**YOUR GOAL:**
Each line that holds the word "name" counts once; give the total number of such lines and nothing else.

----- RECORDS -----

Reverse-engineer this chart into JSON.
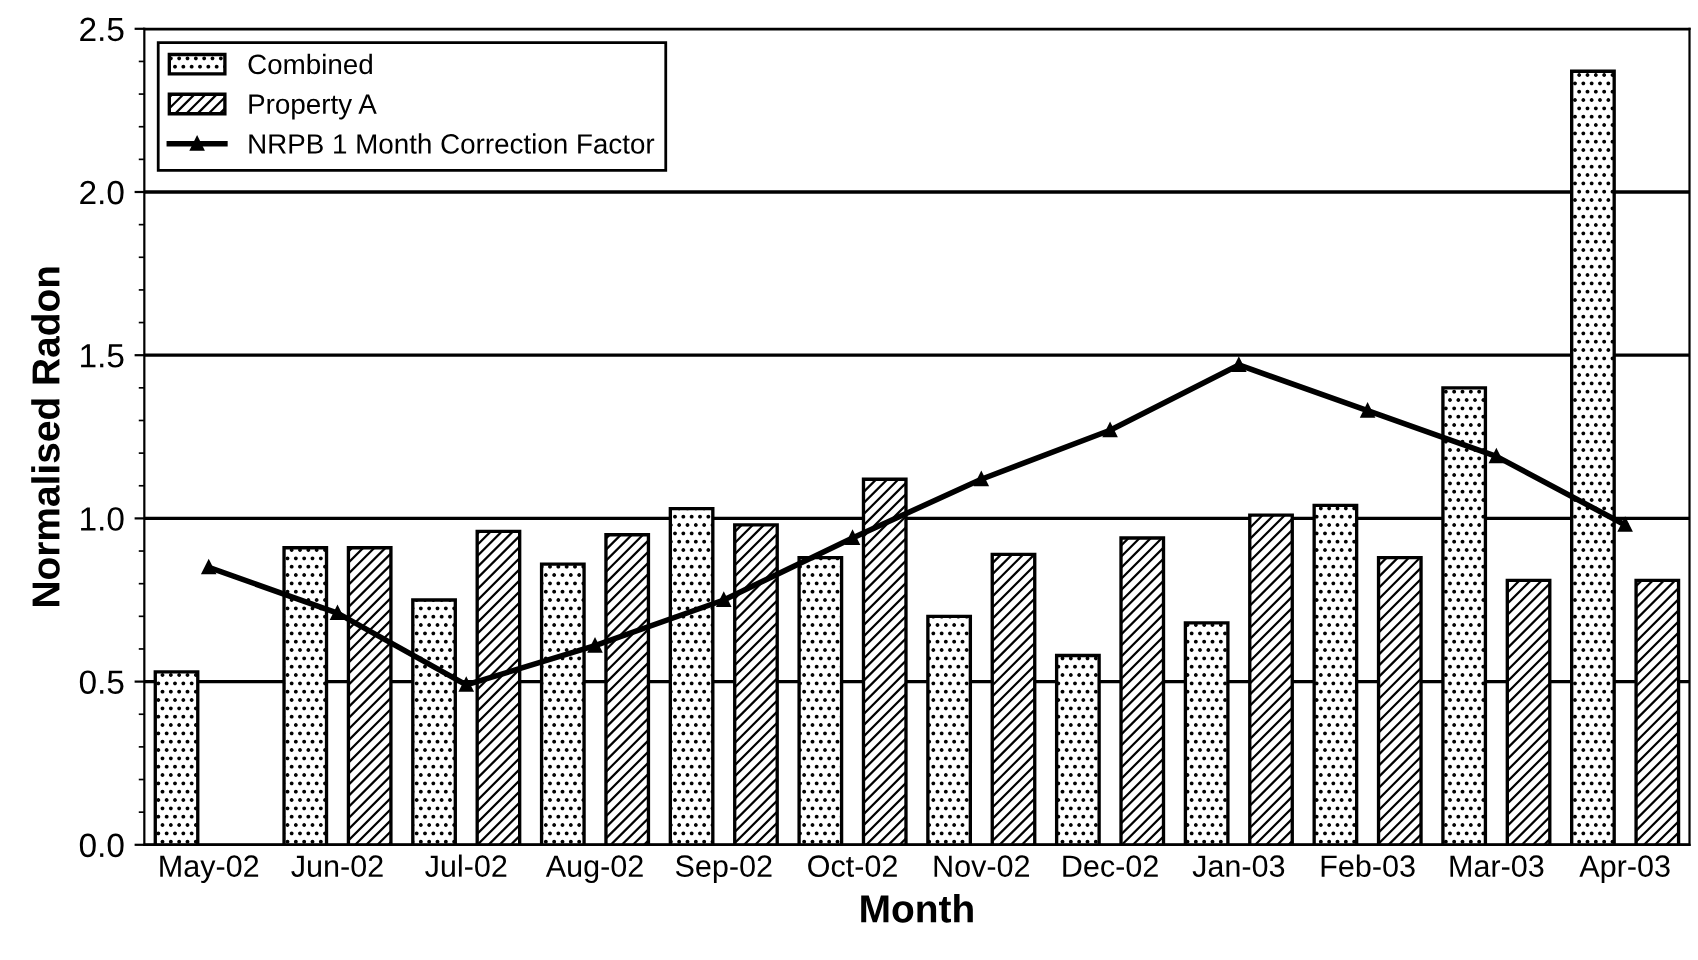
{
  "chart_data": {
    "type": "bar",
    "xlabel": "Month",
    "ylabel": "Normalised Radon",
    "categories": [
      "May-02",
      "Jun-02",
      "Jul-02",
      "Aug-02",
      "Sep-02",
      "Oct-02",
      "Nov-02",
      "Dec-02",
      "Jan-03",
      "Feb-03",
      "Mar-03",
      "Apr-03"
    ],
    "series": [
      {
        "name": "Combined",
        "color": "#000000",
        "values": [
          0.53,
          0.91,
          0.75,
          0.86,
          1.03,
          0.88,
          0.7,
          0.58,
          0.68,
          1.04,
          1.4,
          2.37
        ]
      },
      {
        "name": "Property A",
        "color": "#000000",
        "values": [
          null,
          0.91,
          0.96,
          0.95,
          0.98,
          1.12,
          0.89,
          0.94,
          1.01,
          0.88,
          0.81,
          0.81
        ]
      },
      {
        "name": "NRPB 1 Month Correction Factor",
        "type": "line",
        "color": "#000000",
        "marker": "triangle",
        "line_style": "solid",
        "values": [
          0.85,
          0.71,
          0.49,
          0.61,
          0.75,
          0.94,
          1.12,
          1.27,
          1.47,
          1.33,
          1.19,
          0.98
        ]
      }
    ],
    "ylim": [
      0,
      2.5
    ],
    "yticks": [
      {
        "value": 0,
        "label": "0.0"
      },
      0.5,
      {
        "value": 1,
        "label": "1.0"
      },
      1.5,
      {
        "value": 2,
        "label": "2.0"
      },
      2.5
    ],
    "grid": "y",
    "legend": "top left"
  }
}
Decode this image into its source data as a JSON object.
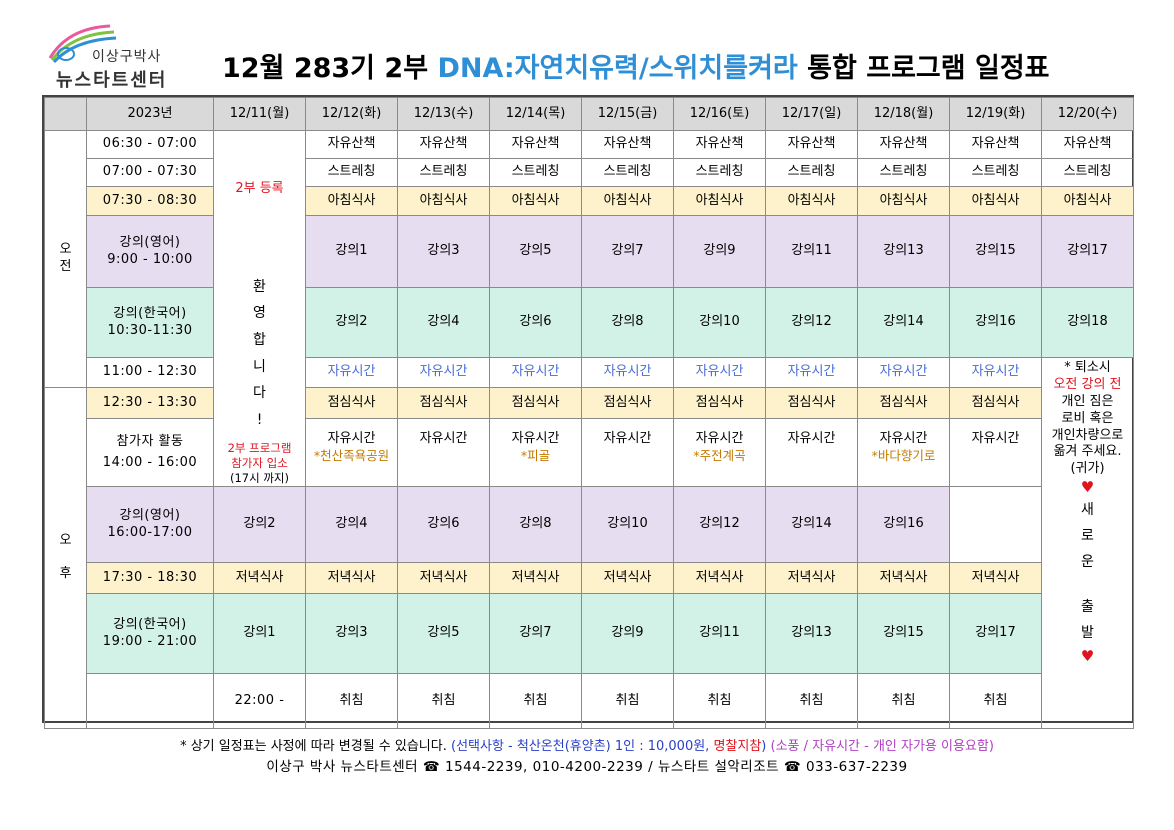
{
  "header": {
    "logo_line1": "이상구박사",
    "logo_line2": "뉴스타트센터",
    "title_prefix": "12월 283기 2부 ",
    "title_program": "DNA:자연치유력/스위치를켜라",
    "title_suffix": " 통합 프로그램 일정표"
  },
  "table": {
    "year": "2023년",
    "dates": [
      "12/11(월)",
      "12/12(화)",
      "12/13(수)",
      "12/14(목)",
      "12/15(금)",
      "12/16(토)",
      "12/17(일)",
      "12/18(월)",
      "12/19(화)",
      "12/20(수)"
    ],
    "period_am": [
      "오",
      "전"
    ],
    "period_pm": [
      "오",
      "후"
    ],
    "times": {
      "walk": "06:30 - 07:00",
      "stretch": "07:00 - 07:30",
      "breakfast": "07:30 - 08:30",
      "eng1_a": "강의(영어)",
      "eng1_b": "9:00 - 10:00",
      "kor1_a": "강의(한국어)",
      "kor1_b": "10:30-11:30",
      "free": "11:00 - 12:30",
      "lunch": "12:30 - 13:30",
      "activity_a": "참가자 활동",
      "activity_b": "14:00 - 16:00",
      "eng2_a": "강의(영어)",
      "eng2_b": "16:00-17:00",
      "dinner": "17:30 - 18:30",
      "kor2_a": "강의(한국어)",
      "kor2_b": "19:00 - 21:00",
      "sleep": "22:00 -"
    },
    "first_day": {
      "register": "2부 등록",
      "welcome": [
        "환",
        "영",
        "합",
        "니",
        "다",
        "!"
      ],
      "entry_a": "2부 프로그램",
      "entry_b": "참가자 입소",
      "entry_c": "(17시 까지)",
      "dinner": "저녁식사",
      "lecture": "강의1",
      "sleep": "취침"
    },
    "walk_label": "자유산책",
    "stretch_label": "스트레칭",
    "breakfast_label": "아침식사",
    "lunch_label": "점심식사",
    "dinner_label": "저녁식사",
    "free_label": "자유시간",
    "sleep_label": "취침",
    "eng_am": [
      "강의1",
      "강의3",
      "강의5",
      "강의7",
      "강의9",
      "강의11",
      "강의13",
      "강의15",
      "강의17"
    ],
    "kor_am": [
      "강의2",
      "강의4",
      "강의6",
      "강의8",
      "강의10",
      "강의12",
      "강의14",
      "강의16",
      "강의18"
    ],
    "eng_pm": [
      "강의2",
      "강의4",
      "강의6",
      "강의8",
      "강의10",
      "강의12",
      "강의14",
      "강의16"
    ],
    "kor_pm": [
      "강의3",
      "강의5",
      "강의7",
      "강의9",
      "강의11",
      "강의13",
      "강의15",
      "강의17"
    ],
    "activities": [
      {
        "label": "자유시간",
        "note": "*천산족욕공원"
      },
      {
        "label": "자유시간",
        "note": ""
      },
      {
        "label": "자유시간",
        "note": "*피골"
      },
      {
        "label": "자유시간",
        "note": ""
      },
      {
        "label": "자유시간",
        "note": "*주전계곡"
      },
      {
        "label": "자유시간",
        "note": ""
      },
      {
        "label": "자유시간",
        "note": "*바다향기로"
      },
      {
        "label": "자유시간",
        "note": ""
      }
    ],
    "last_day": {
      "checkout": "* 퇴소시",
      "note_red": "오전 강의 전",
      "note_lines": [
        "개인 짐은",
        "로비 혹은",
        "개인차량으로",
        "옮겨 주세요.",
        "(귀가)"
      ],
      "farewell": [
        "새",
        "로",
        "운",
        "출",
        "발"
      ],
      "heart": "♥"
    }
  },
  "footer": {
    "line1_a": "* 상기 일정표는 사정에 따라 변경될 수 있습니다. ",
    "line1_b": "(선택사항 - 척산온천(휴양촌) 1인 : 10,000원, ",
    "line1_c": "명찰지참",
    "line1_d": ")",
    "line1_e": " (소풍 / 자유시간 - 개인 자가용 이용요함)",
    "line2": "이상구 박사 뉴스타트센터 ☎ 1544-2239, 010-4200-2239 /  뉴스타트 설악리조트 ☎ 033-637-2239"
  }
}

-----

**RESULT OF THE EXERCISE:**
3